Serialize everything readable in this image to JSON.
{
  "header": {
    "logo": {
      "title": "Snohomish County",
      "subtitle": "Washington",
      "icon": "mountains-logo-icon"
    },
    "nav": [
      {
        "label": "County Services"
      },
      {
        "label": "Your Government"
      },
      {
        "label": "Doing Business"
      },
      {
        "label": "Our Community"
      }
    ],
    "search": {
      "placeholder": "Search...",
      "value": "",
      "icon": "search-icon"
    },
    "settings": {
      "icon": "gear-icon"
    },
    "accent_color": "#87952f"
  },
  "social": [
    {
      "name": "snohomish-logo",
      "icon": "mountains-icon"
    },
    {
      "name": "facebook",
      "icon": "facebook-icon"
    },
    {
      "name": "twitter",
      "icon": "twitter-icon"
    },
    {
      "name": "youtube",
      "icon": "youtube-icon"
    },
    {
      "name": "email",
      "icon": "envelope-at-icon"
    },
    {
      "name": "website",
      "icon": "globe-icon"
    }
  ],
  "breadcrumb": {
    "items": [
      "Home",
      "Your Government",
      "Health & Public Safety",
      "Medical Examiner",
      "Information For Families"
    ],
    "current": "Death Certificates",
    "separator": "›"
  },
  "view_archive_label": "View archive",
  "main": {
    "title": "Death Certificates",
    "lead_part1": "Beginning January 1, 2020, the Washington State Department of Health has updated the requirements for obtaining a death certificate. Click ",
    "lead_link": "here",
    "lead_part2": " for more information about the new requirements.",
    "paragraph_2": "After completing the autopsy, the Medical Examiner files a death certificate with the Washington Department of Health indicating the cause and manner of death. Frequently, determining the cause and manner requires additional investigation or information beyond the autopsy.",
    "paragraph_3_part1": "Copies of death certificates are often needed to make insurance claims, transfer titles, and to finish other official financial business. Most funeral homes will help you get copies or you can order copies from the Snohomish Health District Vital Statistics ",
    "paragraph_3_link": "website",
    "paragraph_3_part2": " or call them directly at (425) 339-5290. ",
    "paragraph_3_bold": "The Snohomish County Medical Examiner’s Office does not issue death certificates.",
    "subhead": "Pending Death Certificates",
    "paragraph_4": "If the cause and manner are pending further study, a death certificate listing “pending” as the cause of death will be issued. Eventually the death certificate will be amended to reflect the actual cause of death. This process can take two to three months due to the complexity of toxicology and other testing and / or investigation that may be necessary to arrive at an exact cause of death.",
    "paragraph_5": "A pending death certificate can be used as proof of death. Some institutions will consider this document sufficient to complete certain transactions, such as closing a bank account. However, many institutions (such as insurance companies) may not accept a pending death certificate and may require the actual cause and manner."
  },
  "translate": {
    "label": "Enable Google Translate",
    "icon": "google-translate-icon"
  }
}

..............................

| Your goal |
Write the material out again in its entirety, exactly as shown.

| Task result |
Serialize everything readable in this image to JSON.
{
  "header": {
    "logo": {
      "title": "Snohomish County",
      "subtitle": "Washington",
      "icon": "mountains-logo-icon"
    },
    "nav": [
      {
        "label": "County Services"
      },
      {
        "label": "Your Government"
      },
      {
        "label": "Doing Business"
      },
      {
        "label": "Our Community"
      }
    ],
    "search": {
      "placeholder": "Search...",
      "value": "",
      "icon": "search-icon"
    },
    "settings": {
      "icon": "gear-icon"
    },
    "accent_color": "#87952f"
  },
  "social": [
    {
      "name": "snohomish-logo",
      "icon": "mountains-icon"
    },
    {
      "name": "facebook",
      "icon": "facebook-icon"
    },
    {
      "name": "twitter",
      "icon": "twitter-icon"
    },
    {
      "name": "youtube",
      "icon": "youtube-icon"
    },
    {
      "name": "email",
      "icon": "envelope-at-icon"
    },
    {
      "name": "website",
      "icon": "globe-icon"
    }
  ],
  "breadcrumb": {
    "items": [
      "Home",
      "Your Government",
      "Health & Public Safety",
      "Medical Examiner",
      "Information For Families"
    ],
    "current": "Death Certificates",
    "separator": "›"
  },
  "view_archive_label": "View archive",
  "main": {
    "title": "Death Certificates",
    "lead_part1": "Beginning January 1, 2020, the Washington State Department of Health has updated the requirements for obtaining a death certificate. Click ",
    "lead_link": "here",
    "lead_part2": " for more information about the new requirements.",
    "paragraph_2": "After completing the autopsy, the Medical Examiner files a death certificate with the Washington Department of Health indicating the cause and manner of death. Frequently, determining the cause and manner requires additional investigation or information beyond the autopsy.",
    "paragraph_3_part1": "Copies of death certificates are often needed to make insurance claims, transfer titles, and to finish other official financial business. Most funeral homes will help you get copies or you can order copies from the Snohomish Health District Vital Statistics ",
    "paragraph_3_link": "website",
    "paragraph_3_part2": " or call them directly at (425) 339-5290. ",
    "paragraph_3_bold": "The Snohomish County Medical Examiner’s Office does not issue death certificates.",
    "subhead": "Pending Death Certificates",
    "paragraph_4": "If the cause and manner are pending further study, a death certificate listing “pending” as the cause of death will be issued. Eventually the death certificate will be amended to reflect the actual cause of death. This process can take two to three months due to the complexity of toxicology and other testing and / or investigation that may be necessary to arrive at an exact cause of death.",
    "paragraph_5": "A pending death certificate can be used as proof of death. Some institutions will consider this document sufficient to complete certain transactions, such as closing a bank account. However, many institutions (such as insurance companies) may not accept a pending death certificate and may require the actual cause and manner."
  },
  "translate": {
    "label": "Enable Google Translate",
    "icon": "google-translate-icon"
  }
}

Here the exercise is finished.